● **DATA FOR THE TASK**:
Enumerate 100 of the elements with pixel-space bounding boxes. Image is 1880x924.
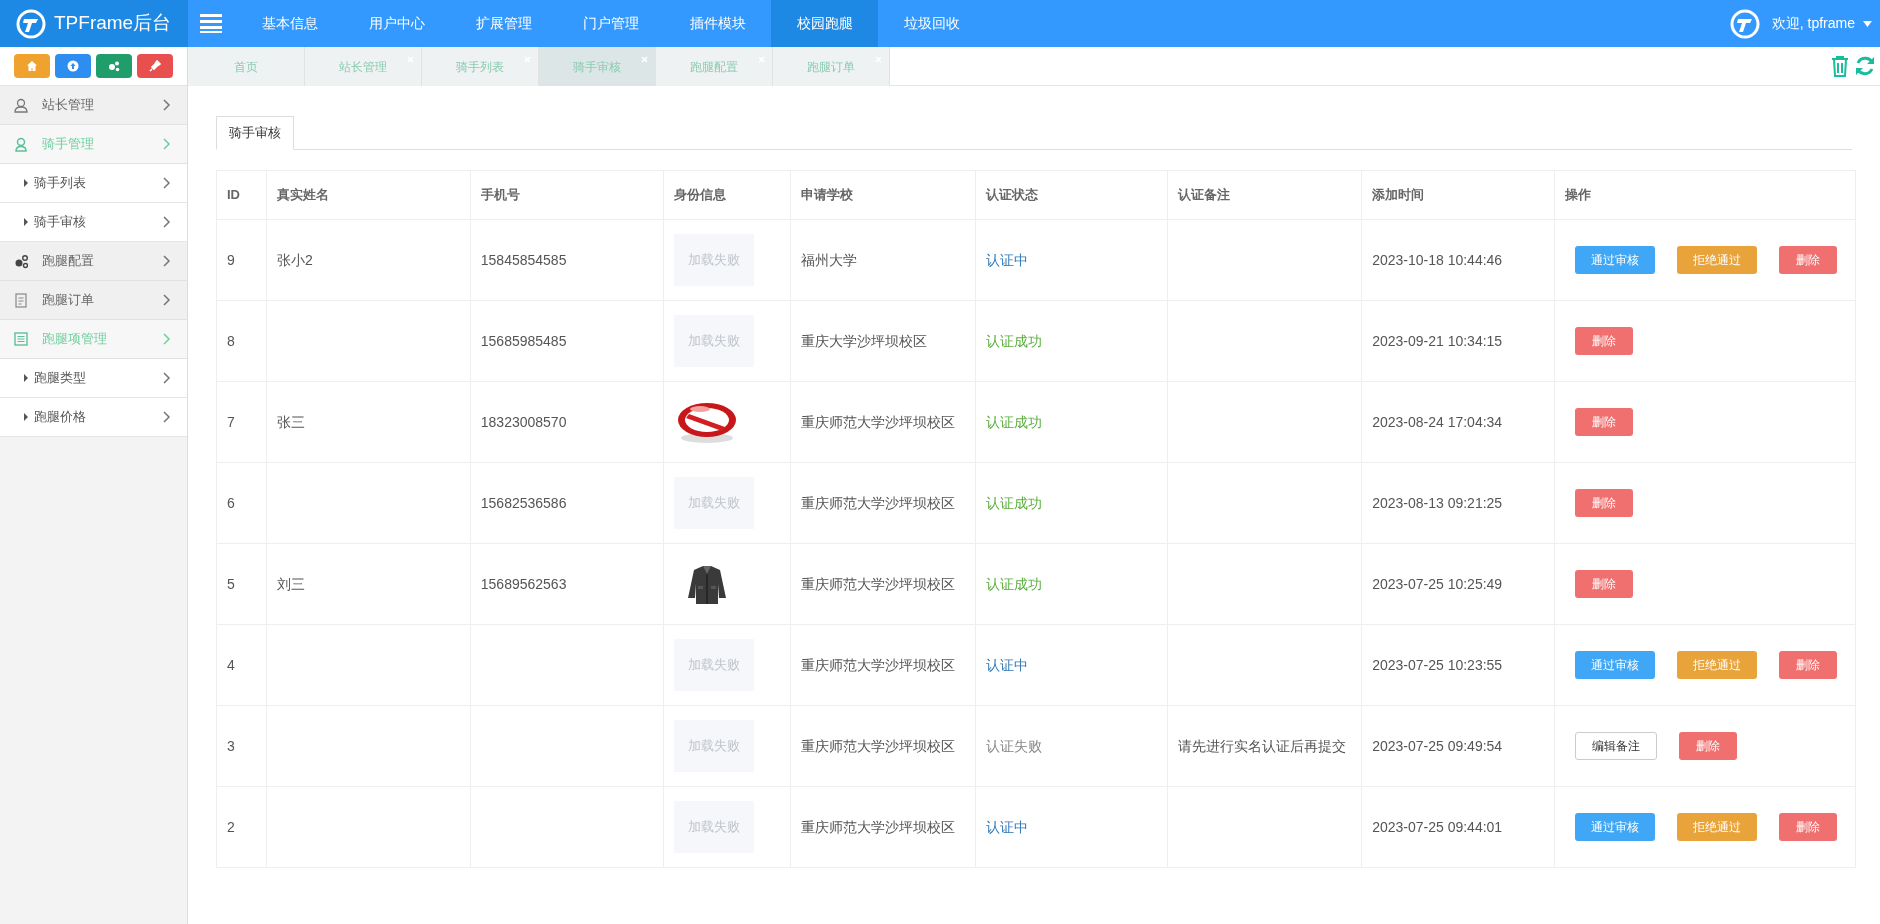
chevron-icon <box>163 177 171 189</box>
status-text: 认证成功 <box>975 543 1168 625</box>
table-cell: 重庆师范大学沙坪坝校区 <box>790 462 975 544</box>
reject-button[interactable]: 拒绝通过 <box>1677 246 1758 274</box>
column-header: 认证备注 <box>1167 170 1362 220</box>
table-cell: 2023-08-24 17:04:34 <box>1361 381 1555 463</box>
menu-icon[interactable] <box>200 13 222 33</box>
nav-tab[interactable]: 用户中心 <box>343 0 450 47</box>
page-tab[interactable]: 首页 <box>188 47 305 86</box>
sidebar-subitem[interactable]: 骑手审核 <box>0 203 187 242</box>
table-cell: 3 <box>216 705 267 787</box>
table-cell: 请先进行实名认证后再提交 <box>1167 705 1362 787</box>
sidebar-label: 骑手审核 <box>34 213 87 232</box>
close-icon[interactable] <box>641 56 648 63</box>
gears-icon <box>14 253 28 269</box>
table-cell: 5 <box>216 543 267 625</box>
status-text: 认证中 <box>975 624 1168 706</box>
quick-button[interactable] <box>137 54 173 78</box>
caret-icon[interactable] <box>1863 20 1872 27</box>
table-cell: 重庆师范大学沙坪坝校区 <box>790 543 975 625</box>
table-cell: 2023-07-25 10:23:55 <box>1361 624 1555 706</box>
chevron-icon <box>163 294 171 306</box>
plug-icon <box>149 60 161 72</box>
delete-button[interactable]: 删除 <box>1575 327 1634 355</box>
status-text: 认证中 <box>975 786 1168 868</box>
column-header: 身份信息 <box>663 170 791 220</box>
nav-tab[interactable]: 校园跑腿 <box>771 0 878 47</box>
column-header: 手机号 <box>470 170 664 220</box>
document-icon <box>14 292 28 308</box>
quick-button[interactable] <box>14 54 50 78</box>
nav-tab[interactable]: 插件模块 <box>664 0 771 47</box>
sidebar-label: 站长管理 <box>42 96 95 115</box>
page-tab[interactable]: 跑腿订单 <box>773 47 890 86</box>
user-icon <box>14 136 28 152</box>
page-tab[interactable]: 骑手审核 <box>539 47 656 86</box>
column-header: 认证状态 <box>975 170 1168 220</box>
table-cell: 18323008570 <box>470 381 664 463</box>
table-cell: 重庆大学沙坪坝校区 <box>790 300 975 382</box>
table-cell: 2023-07-25 09:44:01 <box>1361 786 1555 868</box>
column-header: 添加时间 <box>1361 170 1555 220</box>
sidebar-subitem[interactable]: 跑腿类型 <box>0 359 187 398</box>
chevron-icon <box>163 99 171 111</box>
delete-button[interactable]: 删除 <box>1575 570 1634 598</box>
chevron-icon <box>163 411 171 423</box>
sidebar-label: 骑手列表 <box>34 174 87 193</box>
table-cell: 重庆师范大学沙坪坝校区 <box>790 624 975 706</box>
trash-icon[interactable] <box>1830 55 1850 77</box>
approve-button[interactable]: 通过审核 <box>1575 813 1656 841</box>
sidebar-label: 跑腿价格 <box>34 408 87 427</box>
logo-icon <box>16 8 46 39</box>
delete-button[interactable]: 删除 <box>1575 408 1634 436</box>
nav-tab[interactable]: 扩展管理 <box>450 0 557 47</box>
approve-button[interactable]: 通过审核 <box>1575 651 1656 679</box>
content-tab[interactable]: 骑手审核 <box>216 116 294 150</box>
delete-button[interactable]: 删除 <box>1779 246 1838 274</box>
page-tab[interactable]: 跑腿配置 <box>656 47 773 86</box>
column-header: ID <box>216 170 267 220</box>
sidebar-subitem[interactable]: 跑腿价格 <box>0 398 187 437</box>
delete-button[interactable]: 删除 <box>1679 732 1738 760</box>
table-cell: 重庆师范大学沙坪坝校区 <box>790 786 975 868</box>
reject-button[interactable]: 拒绝通过 <box>1677 651 1758 679</box>
table-cell: 9 <box>216 219 267 301</box>
page-tab[interactable]: 骑手列表 <box>422 47 539 86</box>
quick-button[interactable] <box>96 54 132 78</box>
sidebar-label: 跑腿项管理 <box>42 330 108 349</box>
nav-tab[interactable]: 门户管理 <box>557 0 664 47</box>
table-cell: 8 <box>216 300 267 382</box>
delete-button[interactable]: 删除 <box>1779 813 1838 841</box>
chevron-icon <box>163 138 171 150</box>
reject-button[interactable]: 拒绝通过 <box>1677 813 1758 841</box>
approve-button[interactable]: 通过审核 <box>1575 246 1656 274</box>
refresh-icon[interactable] <box>1854 55 1876 77</box>
sidebar-label: 跑腿类型 <box>34 369 87 388</box>
delete-button[interactable]: 删除 <box>1575 489 1634 517</box>
table-cell: 张三 <box>266 381 471 463</box>
sidebar-label: 骑手管理 <box>42 135 95 154</box>
sidebar-subitem[interactable]: 骑手列表 <box>0 164 187 203</box>
table-cell: 重庆师范大学沙坪坝校区 <box>790 381 975 463</box>
table-cell: 2023-08-13 09:21:25 <box>1361 462 1555 544</box>
user-menu[interactable]: 欢迎, tpframe <box>1771 13 1855 34</box>
table-cell: 15845854585 <box>470 219 664 301</box>
page-tab[interactable]: 站长管理 <box>305 47 422 86</box>
sidebar-item[interactable]: 骑手管理 <box>0 125 187 164</box>
delete-button[interactable]: 删除 <box>1779 651 1838 679</box>
status-text: 认证成功 <box>975 462 1168 544</box>
quick-button[interactable] <box>55 54 91 78</box>
status-text: 认证中 <box>975 219 1168 301</box>
sidebar-item[interactable]: 跑腿项管理 <box>0 320 187 359</box>
column-header: 申请学校 <box>790 170 975 220</box>
nav-tab[interactable]: 基本信息 <box>236 0 343 47</box>
table-cell: 2023-10-18 10:44:46 <box>1361 219 1555 301</box>
status-text: 认证成功 <box>975 300 1168 382</box>
nav-tab[interactable]: 垃圾回收 <box>878 0 985 47</box>
edit-note-button[interactable]: 编辑备注 <box>1575 732 1658 760</box>
table-cell: 15689562563 <box>470 543 664 625</box>
table-cell: 张小2 <box>266 219 471 301</box>
table-cell: 4 <box>216 624 267 706</box>
table-cell: 福州大学 <box>790 219 975 301</box>
home-icon <box>26 60 38 72</box>
table-cell: 重庆师范大学沙坪坝校区 <box>790 705 975 787</box>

● **TASK**:
Could you reproduce every entry above word for word, leaving out the pictures?

● **OUTPUT**:
Enumerate 100 of the elements with pixel-space bounding boxes. Image is 1880x924.
chevron-icon <box>163 177 171 189</box>
status-text: 认证成功 <box>975 543 1168 625</box>
table-cell: 重庆师范大学沙坪坝校区 <box>790 462 975 544</box>
reject-button[interactable]: 拒绝通过 <box>1677 246 1758 274</box>
column-header: 认证备注 <box>1167 170 1362 220</box>
table-cell: 2023-08-24 17:04:34 <box>1361 381 1555 463</box>
menu-icon[interactable] <box>200 13 222 33</box>
nav-tab[interactable]: 用户中心 <box>343 0 450 47</box>
page-tab[interactable]: 首页 <box>188 47 305 86</box>
sidebar-subitem[interactable]: 骑手审核 <box>0 203 187 242</box>
table-cell: 3 <box>216 705 267 787</box>
table-cell: 请先进行实名认证后再提交 <box>1167 705 1362 787</box>
sidebar-label: 骑手审核 <box>34 213 87 232</box>
close-icon[interactable] <box>641 56 648 63</box>
gears-icon <box>14 253 28 269</box>
table-cell: 5 <box>216 543 267 625</box>
status-text: 认证中 <box>975 624 1168 706</box>
quick-button[interactable] <box>137 54 173 78</box>
caret-icon[interactable] <box>1863 20 1872 27</box>
table-cell: 重庆师范大学沙坪坝校区 <box>790 543 975 625</box>
table-cell: 2023-07-25 10:23:55 <box>1361 624 1555 706</box>
chevron-icon <box>163 294 171 306</box>
plug-icon <box>149 60 161 72</box>
delete-button[interactable]: 删除 <box>1575 327 1634 355</box>
status-text: 认证中 <box>975 786 1168 868</box>
column-header: 身份信息 <box>663 170 791 220</box>
nav-tab[interactable]: 校园跑腿 <box>771 0 878 47</box>
column-header: 手机号 <box>470 170 664 220</box>
document-icon <box>14 292 28 308</box>
quick-button[interactable] <box>14 54 50 78</box>
nav-tab[interactable]: 插件模块 <box>664 0 771 47</box>
sidebar-label: 站长管理 <box>42 96 95 115</box>
page-tab[interactable]: 跑腿订单 <box>773 47 890 86</box>
user-icon <box>14 136 28 152</box>
page-tab[interactable]: 骑手审核 <box>539 47 656 86</box>
column-header: 认证状态 <box>975 170 1168 220</box>
table-cell: 18323008570 <box>470 381 664 463</box>
table-cell: 重庆大学沙坪坝校区 <box>790 300 975 382</box>
table-cell: 2023-07-25 09:44:01 <box>1361 786 1555 868</box>
column-header: 添加时间 <box>1361 170 1555 220</box>
sidebar-subitem[interactable]: 跑腿类型 <box>0 359 187 398</box>
chevron-icon <box>163 99 171 111</box>
delete-button[interactable]: 删除 <box>1575 570 1634 598</box>
chevron-icon <box>163 411 171 423</box>
sidebar-label: 骑手列表 <box>34 174 87 193</box>
table-cell: 重庆师范大学沙坪坝校区 <box>790 624 975 706</box>
trash-icon[interactable] <box>1830 55 1850 77</box>
approve-button[interactable]: 通过审核 <box>1575 813 1656 841</box>
sidebar-label: 跑腿价格 <box>34 408 87 427</box>
logo-icon <box>16 8 46 39</box>
delete-button[interactable]: 删除 <box>1575 408 1634 436</box>
nav-tab[interactable]: 扩展管理 <box>450 0 557 47</box>
approve-button[interactable]: 通过审核 <box>1575 651 1656 679</box>
content-tab[interactable]: 骑手审核 <box>216 116 294 150</box>
delete-button[interactable]: 删除 <box>1779 246 1838 274</box>
page-tab[interactable]: 跑腿配置 <box>656 47 773 86</box>
column-header: ID <box>216 170 267 220</box>
sidebar-subitem[interactable]: 跑腿价格 <box>0 398 187 437</box>
delete-button[interactable]: 删除 <box>1679 732 1738 760</box>
table-cell: 重庆师范大学沙坪坝校区 <box>790 786 975 868</box>
reject-button[interactable]: 拒绝通过 <box>1677 651 1758 679</box>
table-cell: 9 <box>216 219 267 301</box>
page-tab[interactable]: 骑手列表 <box>422 47 539 86</box>
quick-button[interactable] <box>96 54 132 78</box>
sidebar-label: 跑腿项管理 <box>42 330 108 349</box>
nav-tab[interactable]: 门户管理 <box>557 0 664 47</box>
table-cell: 8 <box>216 300 267 382</box>
delete-button[interactable]: 删除 <box>1779 813 1838 841</box>
chevron-icon <box>163 138 171 150</box>
reject-button[interactable]: 拒绝通过 <box>1677 813 1758 841</box>
approve-button[interactable]: 通过审核 <box>1575 246 1656 274</box>
refresh-icon[interactable] <box>1854 55 1876 77</box>
sidebar-label: 跑腿类型 <box>34 369 87 388</box>
delete-button[interactable]: 删除 <box>1575 489 1634 517</box>
table-cell: 张三 <box>266 381 471 463</box>
sidebar-label: 骑手管理 <box>42 135 95 154</box>
sidebar-subitem[interactable]: 骑手列表 <box>0 164 187 203</box>
table-cell: 重庆师范大学沙坪坝校区 <box>790 381 975 463</box>
table-cell: 2023-08-13 09:21:25 <box>1361 462 1555 544</box>
user-menu[interactable]: 欢迎, tpframe <box>1771 13 1855 34</box>
table-cell: 15845854585 <box>470 219 664 301</box>
page-tab[interactable]: 站长管理 <box>305 47 422 86</box>
sidebar-item[interactable]: 骑手管理 <box>0 125 187 164</box>
delete-button[interactable]: 删除 <box>1779 651 1838 679</box>
status-text: 认证成功 <box>975 462 1168 544</box>
quick-button[interactable] <box>55 54 91 78</box>
status-text: 认证中 <box>975 219 1168 301</box>
sidebar-item[interactable]: 跑腿项管理 <box>0 320 187 359</box>
column-header: 申请学校 <box>790 170 975 220</box>
nav-tab[interactable]: 基本信息 <box>236 0 343 47</box>
table-cell: 2023-10-18 10:44:46 <box>1361 219 1555 301</box>
status-text: 认证成功 <box>975 300 1168 382</box>
nav-tab[interactable]: 垃圾回收 <box>878 0 985 47</box>
edit-note-button[interactable]: 编辑备注 <box>1575 732 1658 760</box>
table-cell: 15689562563 <box>470 543 664 625</box>
table-cell: 张小2 <box>266 219 471 301</box>
table-cell: 4 <box>216 624 267 706</box>
table-cell: 福州大学 <box>790 219 975 301</box>
home-icon <box>26 60 38 72</box>
table-cell: 重庆师范大学沙坪坝校区 <box>790 705 975 787</box>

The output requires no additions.